## START Material for this task

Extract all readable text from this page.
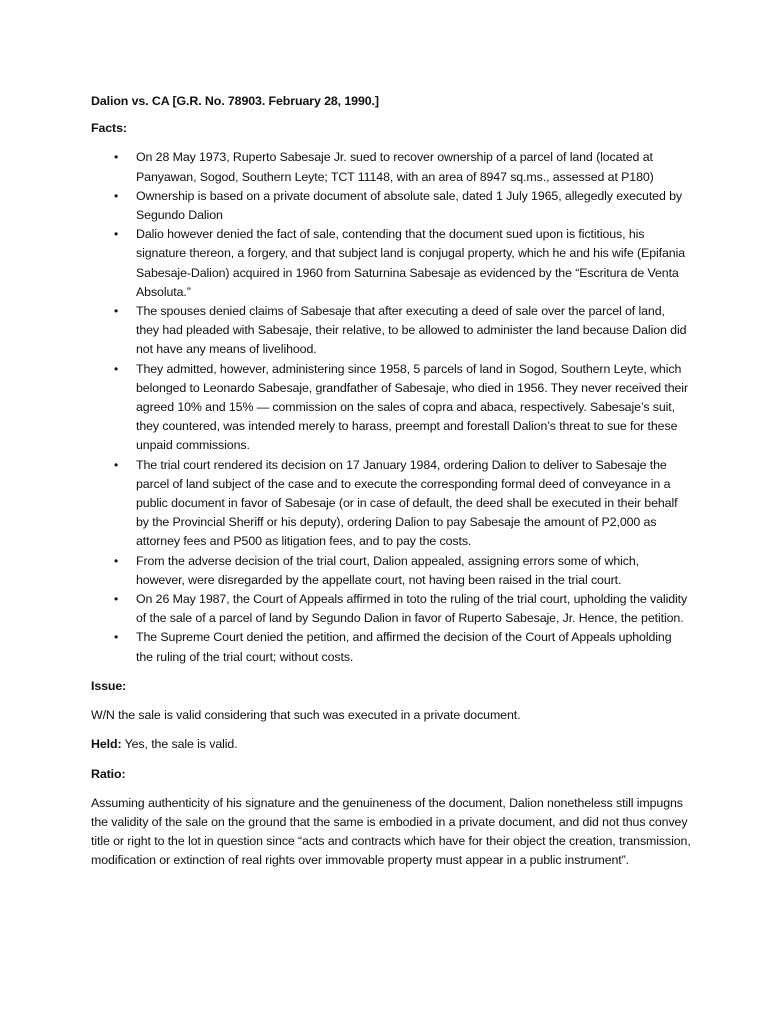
Dalion vs. CA [G.R. No. 78903. February 28, 1990.]
Facts:
• On 28 May 1973, Ruperto Sabesaje Jr. sued to recover ownership of a parcel of land (located at Panyawan, Sogod, Southern Leyte; TCT 11148, with an area of 8947 sq.ms., assessed at P180)
• Ownership is based on a private document of absolute sale, dated 1 July 1965, allegedly executed by Segundo Dalion
• Dalio however denied the fact of sale, contending that the document sued upon is fictitious, his signature thereon, a forgery, and that subject land is conjugal property, which he and his wife (Epifania Sabesaje-Dalion) acquired in 1960 from Saturnina Sabesaje as evidenced by the “Escritura de Venta Absoluta.”
• The spouses denied claims of Sabesaje that after executing a deed of sale over the parcel of land, they had pleaded with Sabesaje, their relative, to be allowed to administer the land because Dalion did not have any means of livelihood.
• They admitted, however, administering since 1958, 5 parcels of land in Sogod, Southern Leyte, which belonged to Leonardo Sabesaje, grandfather of Sabesaje, who died in 1956. They never received their agreed 10% and 15% — commission on the sales of copra and abaca, respectively. Sabesaje’s suit, they countered, was intended merely to harass, preempt and forestall Dalion’s threat to sue for these unpaid commissions.
• The trial court rendered its decision on 17 January 1984, ordering Dalion to deliver to Sabesaje the parcel of land subject of the case and to execute the corresponding formal deed of conveyance in a public document in favor of Sabesaje (or in case of default, the deed shall be executed in their behalf by the Provincial Sheriff or his deputy), ordering Dalion to pay Sabesaje the amount of P2,000 as attorney fees and P500 as litigation fees, and to pay the costs.
• From the adverse decision of the trial court, Dalion appealed, assigning errors some of which, however, were disregarded by the appellate court, not having been raised in the trial court.
• On 26 May 1987, the Court of Appeals affirmed in toto the ruling of the trial court, upholding the validity of the sale of a parcel of land by Segundo Dalion in favor of Ruperto Sabesaje, Jr. Hence, the petition.
• The Supreme Court denied the petition, and affirmed the decision of the Court of Appeals upholding the ruling of the trial court; without costs.
Issue:
W/N the sale is valid considering that such was executed in a private document.
Held: Yes, the sale is valid.
Ratio:
Assuming authenticity of his signature and the genuineness of the document, Dalion nonetheless still impugns the validity of the sale on the ground that the same is embodied in a private document, and did not thus convey title or right to the lot in question since “acts and contracts which have for their object the creation, transmission, modification or extinction of real rights over immovable property must appear in a public instrument”.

## END Material for this task

Copy all lines of the material above where the string "affirmed" occurs.

Worked answer –
• On 26 May 1987, the Court of Appeals affirmed in toto the ruling of the trial court, upholding the validity of the sale of a parcel of land by Segundo Dalion in favor of Ruperto Sabesaje, Jr. Hence, the petition.
• The Supreme Court denied the petition, and affirmed the decision of the Court of Appeals upholding the ruling of the trial court; without costs.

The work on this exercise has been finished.